本文:
-- -- --

Mはすでに来ていて、シャンパングラスを手にしながらオレを
見つけ手招きしている。
パーティーはMから聞いていたとおりなかなか ”クール” で 一瞥すると
会場には美女が充満しているように見えた。
ショーが始まるまでまだ時間がかかりそうなので、スシなどつまみながら
Mと馬鹿話をしていると、ショーがあと15分ほどで始まるとアナウンスがあった。
カメラにレンズを装着し、ファインダー越しに会場を眺めていると
オレをこのパーティーの雇われカメラマンだと勘違いしたオンナドモが
シャンパングラスを片手に次々とやってくる。
「アタシの写真撮ってくれない」
オレにはこのオンナドモを撮影する義務はまったくないが
イチイチ説明するのもめんどくさい。
とりあえずカメラを構えて撮ってやった。
レンズは中望遠なので近くにいるオンナドモはマトモには写らない。
しかしシャッターを押すと満足したようすで去っていく。
ショーが始まった。
オレはファッションショーの撮影は初めてで
はたして動くオンナが撮れるかどうか自信がなかった。
オレは新しいカメラを買った時にウレシクテ一度だけ "動くオンナ" を
撮ったことがある。
当時まだオレの事務所で秘書をしていたMに頼み込んで
Mのダチにタダでモデルになってもらったのだ。
笑顔のいいキレイなオンナで撮影自体は面白かったのだが
”動くオンナ” をオレはうまく撮れなかった。
さてショーだ。
雑誌で見たとおりの雰囲気で長身のモデルが ”花道” を次々に
歩いてきて正面にカメラを構えているオレの前に迫ってくる。

-- -- --

抜粋資料:

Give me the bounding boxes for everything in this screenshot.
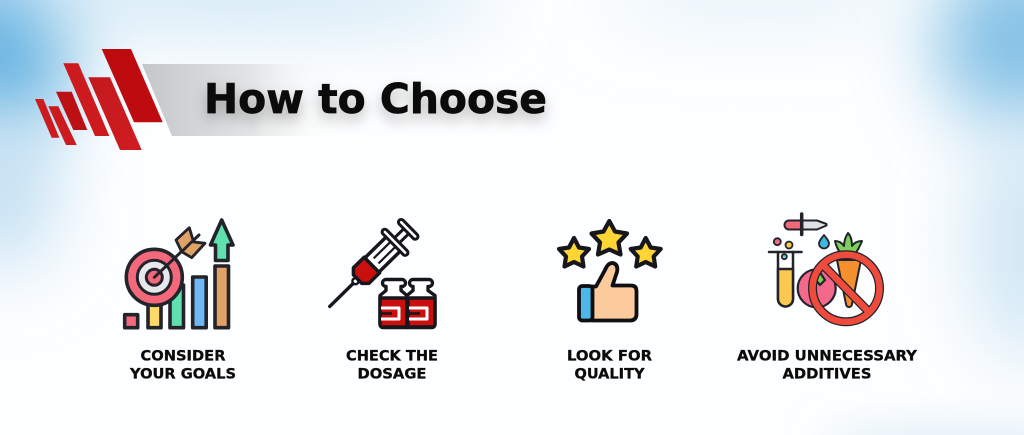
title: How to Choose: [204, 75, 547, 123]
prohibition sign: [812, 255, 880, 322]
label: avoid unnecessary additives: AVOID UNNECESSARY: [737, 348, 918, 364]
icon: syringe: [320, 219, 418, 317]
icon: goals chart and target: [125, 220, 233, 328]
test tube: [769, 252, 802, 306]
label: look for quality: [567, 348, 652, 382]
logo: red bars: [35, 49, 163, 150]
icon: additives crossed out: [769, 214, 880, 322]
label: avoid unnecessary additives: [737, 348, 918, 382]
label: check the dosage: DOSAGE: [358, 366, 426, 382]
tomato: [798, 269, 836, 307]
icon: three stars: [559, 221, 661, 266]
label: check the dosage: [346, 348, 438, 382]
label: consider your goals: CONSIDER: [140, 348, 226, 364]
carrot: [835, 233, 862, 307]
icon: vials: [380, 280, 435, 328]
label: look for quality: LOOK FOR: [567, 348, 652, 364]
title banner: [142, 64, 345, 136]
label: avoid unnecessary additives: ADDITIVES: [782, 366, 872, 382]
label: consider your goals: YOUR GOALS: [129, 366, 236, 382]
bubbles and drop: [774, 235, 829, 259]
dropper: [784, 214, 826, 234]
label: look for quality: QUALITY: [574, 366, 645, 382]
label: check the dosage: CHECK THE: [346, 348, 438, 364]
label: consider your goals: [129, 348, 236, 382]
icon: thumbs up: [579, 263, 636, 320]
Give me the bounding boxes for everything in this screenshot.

-- -- --

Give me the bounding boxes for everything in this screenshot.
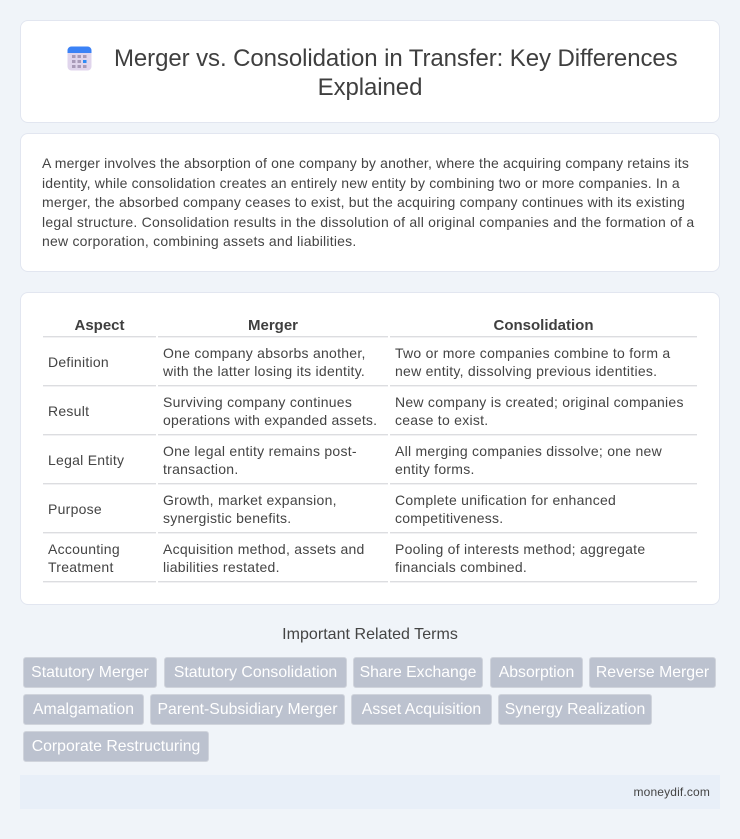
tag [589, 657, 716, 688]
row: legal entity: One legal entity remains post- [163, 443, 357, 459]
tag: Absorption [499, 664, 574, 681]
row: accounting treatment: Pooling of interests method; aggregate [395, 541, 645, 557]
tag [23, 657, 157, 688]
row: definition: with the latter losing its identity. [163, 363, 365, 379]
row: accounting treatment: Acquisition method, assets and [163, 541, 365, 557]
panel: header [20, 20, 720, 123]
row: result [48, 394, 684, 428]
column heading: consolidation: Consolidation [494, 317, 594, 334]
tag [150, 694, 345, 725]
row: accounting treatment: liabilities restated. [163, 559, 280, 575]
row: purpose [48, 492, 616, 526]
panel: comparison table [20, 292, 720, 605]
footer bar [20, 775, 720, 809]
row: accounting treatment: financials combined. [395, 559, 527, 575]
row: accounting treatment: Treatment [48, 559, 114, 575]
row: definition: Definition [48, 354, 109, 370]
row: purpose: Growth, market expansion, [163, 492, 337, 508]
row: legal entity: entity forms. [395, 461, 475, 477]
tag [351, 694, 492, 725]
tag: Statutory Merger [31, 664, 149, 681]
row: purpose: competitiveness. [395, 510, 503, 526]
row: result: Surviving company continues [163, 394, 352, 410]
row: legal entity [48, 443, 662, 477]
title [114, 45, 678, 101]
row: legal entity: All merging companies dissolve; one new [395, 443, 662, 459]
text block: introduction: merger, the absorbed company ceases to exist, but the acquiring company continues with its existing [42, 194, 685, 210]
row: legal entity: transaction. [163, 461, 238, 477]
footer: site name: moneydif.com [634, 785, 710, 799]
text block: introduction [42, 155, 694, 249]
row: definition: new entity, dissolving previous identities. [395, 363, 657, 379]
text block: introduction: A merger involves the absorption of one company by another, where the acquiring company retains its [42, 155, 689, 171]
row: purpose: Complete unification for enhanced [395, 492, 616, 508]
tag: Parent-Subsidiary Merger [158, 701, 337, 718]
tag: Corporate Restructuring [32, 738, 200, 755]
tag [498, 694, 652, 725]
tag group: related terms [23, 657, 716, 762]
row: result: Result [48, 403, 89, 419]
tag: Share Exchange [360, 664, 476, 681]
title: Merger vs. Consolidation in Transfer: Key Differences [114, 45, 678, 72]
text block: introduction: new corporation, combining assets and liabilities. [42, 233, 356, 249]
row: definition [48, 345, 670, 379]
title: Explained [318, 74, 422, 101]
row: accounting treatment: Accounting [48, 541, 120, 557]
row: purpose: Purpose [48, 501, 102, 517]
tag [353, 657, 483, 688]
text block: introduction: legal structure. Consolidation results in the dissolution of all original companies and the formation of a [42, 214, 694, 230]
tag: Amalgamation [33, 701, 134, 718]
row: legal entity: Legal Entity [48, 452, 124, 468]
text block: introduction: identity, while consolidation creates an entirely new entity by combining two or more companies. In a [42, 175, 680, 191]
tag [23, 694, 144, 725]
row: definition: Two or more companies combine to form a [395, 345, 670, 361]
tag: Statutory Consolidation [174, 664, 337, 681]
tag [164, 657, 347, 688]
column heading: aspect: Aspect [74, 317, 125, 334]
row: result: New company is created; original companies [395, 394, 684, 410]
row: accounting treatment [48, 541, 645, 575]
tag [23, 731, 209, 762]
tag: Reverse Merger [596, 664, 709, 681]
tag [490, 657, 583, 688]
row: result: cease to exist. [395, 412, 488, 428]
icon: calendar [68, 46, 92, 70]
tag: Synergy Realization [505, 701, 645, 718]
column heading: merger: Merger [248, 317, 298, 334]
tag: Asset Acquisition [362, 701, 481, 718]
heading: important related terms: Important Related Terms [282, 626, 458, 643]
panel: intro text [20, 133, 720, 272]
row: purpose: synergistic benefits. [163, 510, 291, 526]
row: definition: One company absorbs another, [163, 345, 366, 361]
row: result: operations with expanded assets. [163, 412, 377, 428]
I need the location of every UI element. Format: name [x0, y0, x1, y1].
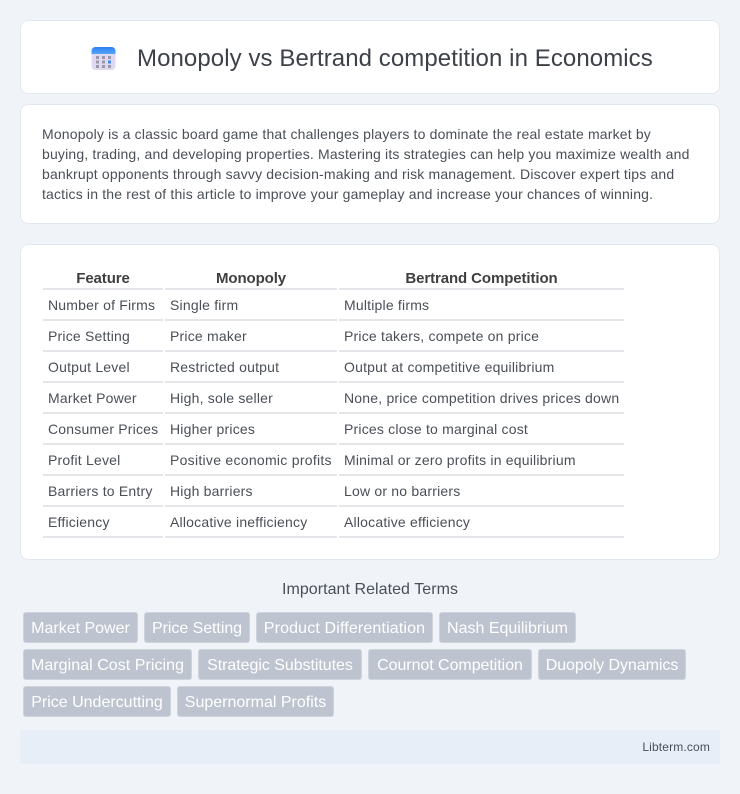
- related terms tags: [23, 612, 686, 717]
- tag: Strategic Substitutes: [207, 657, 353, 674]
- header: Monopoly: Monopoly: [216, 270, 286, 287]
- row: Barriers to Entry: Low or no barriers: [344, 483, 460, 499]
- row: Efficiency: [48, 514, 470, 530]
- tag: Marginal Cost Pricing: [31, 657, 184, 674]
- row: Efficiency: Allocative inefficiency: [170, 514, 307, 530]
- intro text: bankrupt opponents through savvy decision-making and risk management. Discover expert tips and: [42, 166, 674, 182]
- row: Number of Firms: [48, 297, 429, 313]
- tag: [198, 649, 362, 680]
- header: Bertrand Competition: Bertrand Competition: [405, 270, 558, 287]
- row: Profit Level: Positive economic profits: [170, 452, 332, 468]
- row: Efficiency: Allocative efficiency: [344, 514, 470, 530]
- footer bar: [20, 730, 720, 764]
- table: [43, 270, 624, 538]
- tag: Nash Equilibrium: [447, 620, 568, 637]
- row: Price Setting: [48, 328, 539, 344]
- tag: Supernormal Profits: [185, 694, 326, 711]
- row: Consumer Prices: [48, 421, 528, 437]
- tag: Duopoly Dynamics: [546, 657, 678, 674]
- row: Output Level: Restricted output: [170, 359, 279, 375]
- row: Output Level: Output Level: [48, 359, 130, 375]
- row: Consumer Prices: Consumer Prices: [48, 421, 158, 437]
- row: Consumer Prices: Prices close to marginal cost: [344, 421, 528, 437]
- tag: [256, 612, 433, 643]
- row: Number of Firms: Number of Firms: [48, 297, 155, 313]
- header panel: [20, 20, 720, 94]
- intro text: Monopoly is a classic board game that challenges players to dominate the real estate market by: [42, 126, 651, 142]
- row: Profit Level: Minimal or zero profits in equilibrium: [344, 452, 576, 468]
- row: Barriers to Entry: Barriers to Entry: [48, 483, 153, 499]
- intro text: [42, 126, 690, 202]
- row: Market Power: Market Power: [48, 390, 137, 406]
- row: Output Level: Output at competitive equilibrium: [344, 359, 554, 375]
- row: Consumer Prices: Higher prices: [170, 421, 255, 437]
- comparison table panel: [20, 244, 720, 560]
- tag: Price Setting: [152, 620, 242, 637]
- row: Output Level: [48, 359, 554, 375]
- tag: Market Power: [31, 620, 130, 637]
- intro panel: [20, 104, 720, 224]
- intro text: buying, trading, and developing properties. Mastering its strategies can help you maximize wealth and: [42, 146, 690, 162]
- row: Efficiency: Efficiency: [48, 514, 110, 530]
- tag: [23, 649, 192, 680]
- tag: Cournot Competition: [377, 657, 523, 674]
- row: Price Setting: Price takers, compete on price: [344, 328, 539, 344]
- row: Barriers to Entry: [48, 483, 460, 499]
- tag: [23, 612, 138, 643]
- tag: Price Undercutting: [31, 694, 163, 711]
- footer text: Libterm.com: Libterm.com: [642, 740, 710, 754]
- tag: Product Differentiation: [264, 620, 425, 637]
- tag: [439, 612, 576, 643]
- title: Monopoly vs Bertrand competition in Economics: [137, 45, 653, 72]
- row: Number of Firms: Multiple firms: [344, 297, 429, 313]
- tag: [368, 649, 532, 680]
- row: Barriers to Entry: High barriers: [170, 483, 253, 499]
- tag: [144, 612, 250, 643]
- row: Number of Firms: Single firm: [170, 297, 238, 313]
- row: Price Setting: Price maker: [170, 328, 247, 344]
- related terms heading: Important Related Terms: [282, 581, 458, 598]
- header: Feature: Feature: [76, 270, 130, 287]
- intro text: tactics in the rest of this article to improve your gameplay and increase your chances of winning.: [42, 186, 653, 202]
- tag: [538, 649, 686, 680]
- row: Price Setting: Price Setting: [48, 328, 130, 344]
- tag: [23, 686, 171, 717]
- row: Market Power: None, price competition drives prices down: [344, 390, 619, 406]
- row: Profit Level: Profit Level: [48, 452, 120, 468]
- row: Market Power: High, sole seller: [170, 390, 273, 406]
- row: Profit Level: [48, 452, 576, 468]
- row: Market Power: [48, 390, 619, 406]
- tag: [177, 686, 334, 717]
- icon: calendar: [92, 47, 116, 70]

-- -- --

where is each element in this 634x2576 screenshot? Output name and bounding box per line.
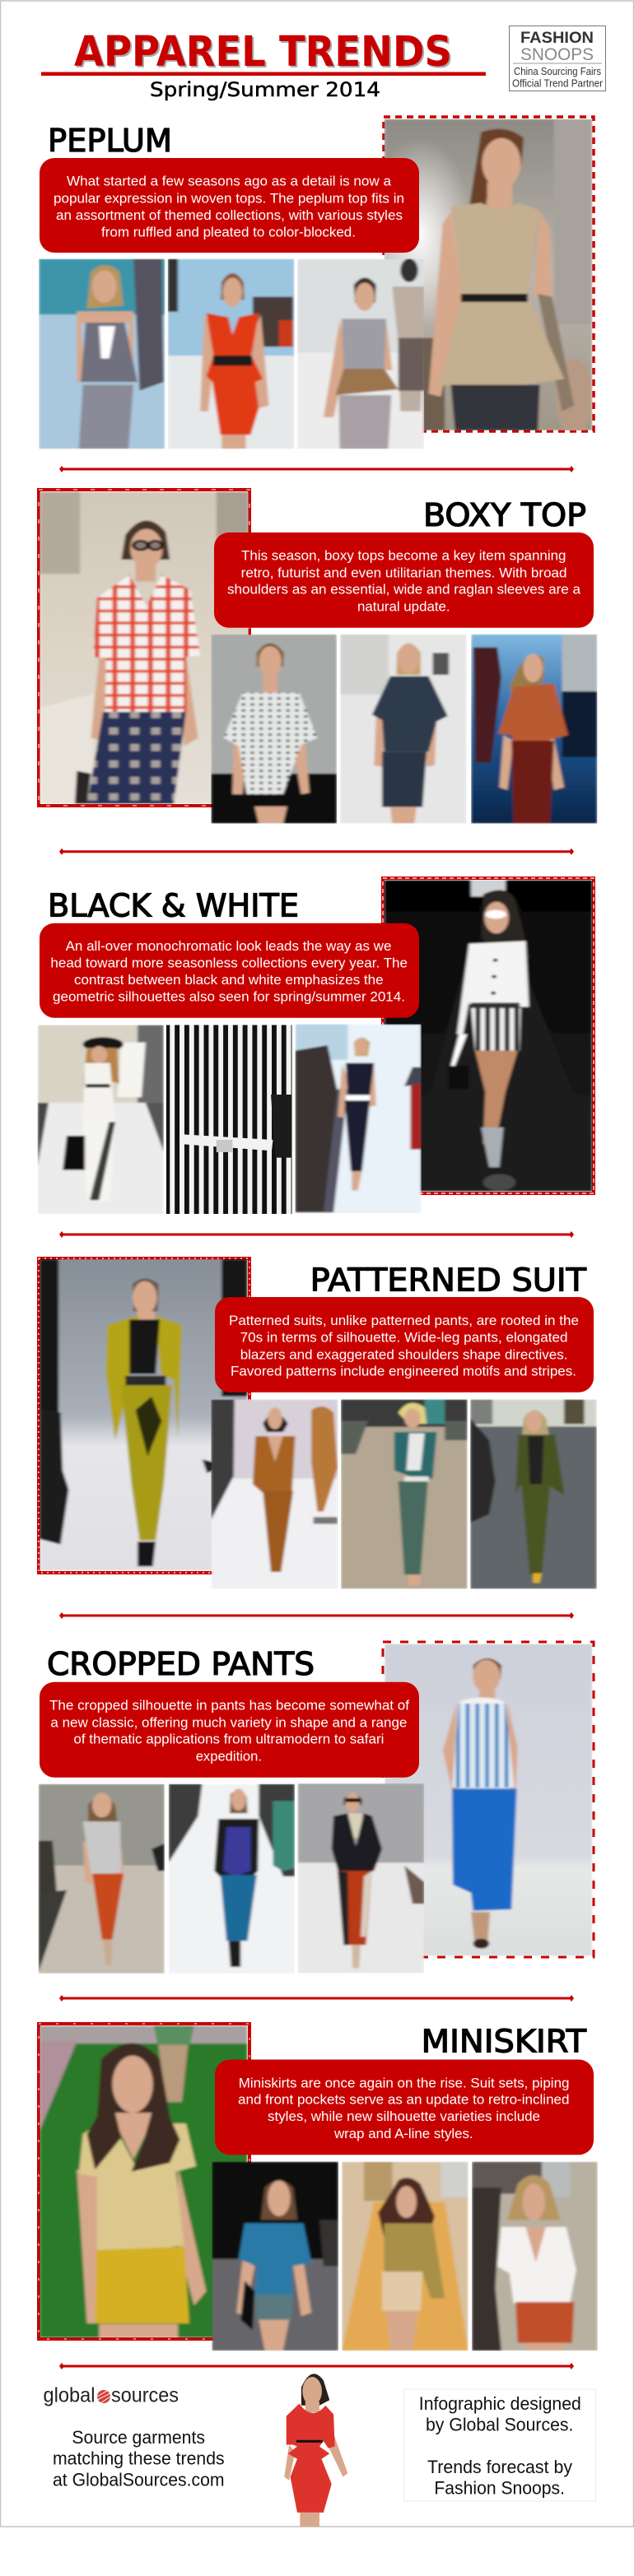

-- -- --

課題の説明: 本文では、オンナドモは語り手のことを何だと勘違いしてやってきたのですか？

課題の解答: このパーティーの雇われカメラマンだと勘違いしていました。